▸ **What is asked**
Extract the text of each entry below exactly, leaving every image behind.
— BEGIN Given entries —
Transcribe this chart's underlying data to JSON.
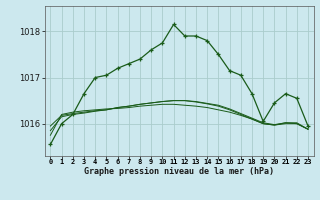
{
  "title": "Graphe pression niveau de la mer (hPa)",
  "bg_color": "#cce8ee",
  "grid_color": "#aacccc",
  "line_color": "#1a5c1a",
  "marker_color": "#1a5c1a",
  "xlim": [
    -0.5,
    23.5
  ],
  "ylim": [
    1015.3,
    1018.55
  ],
  "yticks": [
    1016,
    1017,
    1018
  ],
  "xtick_labels": [
    "0",
    "1",
    "2",
    "3",
    "4",
    "5",
    "6",
    "7",
    "8",
    "9",
    "10",
    "11",
    "12",
    "13",
    "14",
    "15",
    "16",
    "17",
    "18",
    "19",
    "20",
    "21",
    "22",
    "23"
  ],
  "series_main": [
    1015.55,
    1016.0,
    1016.2,
    1016.65,
    1017.0,
    1017.05,
    1017.2,
    1017.3,
    1017.4,
    1017.6,
    1017.75,
    1018.15,
    1017.9,
    1017.9,
    1017.8,
    1017.5,
    1017.15,
    1017.05,
    1016.65,
    1016.05,
    1016.45,
    1016.65,
    1016.55,
    1015.95
  ],
  "series_flat1": [
    1015.75,
    1016.2,
    1016.25,
    1016.28,
    1016.3,
    1016.32,
    1016.33,
    1016.35,
    1016.38,
    1016.4,
    1016.42,
    1016.42,
    1016.4,
    1016.38,
    1016.35,
    1016.3,
    1016.25,
    1016.18,
    1016.1,
    1016.0,
    1015.97,
    1016.0,
    1016.0,
    1015.88
  ],
  "series_flat2": [
    1015.95,
    1016.18,
    1016.22,
    1016.25,
    1016.28,
    1016.3,
    1016.35,
    1016.38,
    1016.42,
    1016.45,
    1016.48,
    1016.5,
    1016.5,
    1016.48,
    1016.44,
    1016.4,
    1016.32,
    1016.22,
    1016.12,
    1016.02,
    1015.98,
    1016.02,
    1016.0,
    1015.88
  ],
  "series_flat3": [
    1015.85,
    1016.15,
    1016.2,
    1016.23,
    1016.27,
    1016.3,
    1016.35,
    1016.38,
    1016.42,
    1016.45,
    1016.48,
    1016.5,
    1016.5,
    1016.47,
    1016.43,
    1016.38,
    1016.3,
    1016.2,
    1016.1,
    1016.0,
    1015.97,
    1016.02,
    1016.02,
    1015.88
  ]
}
— END Given entries —
▸ **Exercise output**
Transcribe this chart's underlying data to JSON.
{
  "title": "Graphe pression niveau de la mer (hPa)",
  "bg_color": "#cce8ee",
  "grid_color": "#aacccc",
  "line_color": "#1a5c1a",
  "marker_color": "#1a5c1a",
  "xlim": [
    -0.5,
    23.5
  ],
  "ylim": [
    1015.3,
    1018.55
  ],
  "yticks": [
    1016,
    1017,
    1018
  ],
  "xtick_labels": [
    "0",
    "1",
    "2",
    "3",
    "4",
    "5",
    "6",
    "7",
    "8",
    "9",
    "10",
    "11",
    "12",
    "13",
    "14",
    "15",
    "16",
    "17",
    "18",
    "19",
    "20",
    "21",
    "22",
    "23"
  ],
  "series_main": [
    1015.55,
    1016.0,
    1016.2,
    1016.65,
    1017.0,
    1017.05,
    1017.2,
    1017.3,
    1017.4,
    1017.6,
    1017.75,
    1018.15,
    1017.9,
    1017.9,
    1017.8,
    1017.5,
    1017.15,
    1017.05,
    1016.65,
    1016.05,
    1016.45,
    1016.65,
    1016.55,
    1015.95
  ],
  "series_flat1": [
    1015.75,
    1016.2,
    1016.25,
    1016.28,
    1016.3,
    1016.32,
    1016.33,
    1016.35,
    1016.38,
    1016.4,
    1016.42,
    1016.42,
    1016.4,
    1016.38,
    1016.35,
    1016.3,
    1016.25,
    1016.18,
    1016.1,
    1016.0,
    1015.97,
    1016.0,
    1016.0,
    1015.88
  ],
  "series_flat2": [
    1015.95,
    1016.18,
    1016.22,
    1016.25,
    1016.28,
    1016.3,
    1016.35,
    1016.38,
    1016.42,
    1016.45,
    1016.48,
    1016.5,
    1016.5,
    1016.48,
    1016.44,
    1016.4,
    1016.32,
    1016.22,
    1016.12,
    1016.02,
    1015.98,
    1016.02,
    1016.0,
    1015.88
  ],
  "series_flat3": [
    1015.85,
    1016.15,
    1016.2,
    1016.23,
    1016.27,
    1016.3,
    1016.35,
    1016.38,
    1016.42,
    1016.45,
    1016.48,
    1016.5,
    1016.5,
    1016.47,
    1016.43,
    1016.38,
    1016.3,
    1016.2,
    1016.1,
    1016.0,
    1015.97,
    1016.02,
    1016.02,
    1015.88
  ]
}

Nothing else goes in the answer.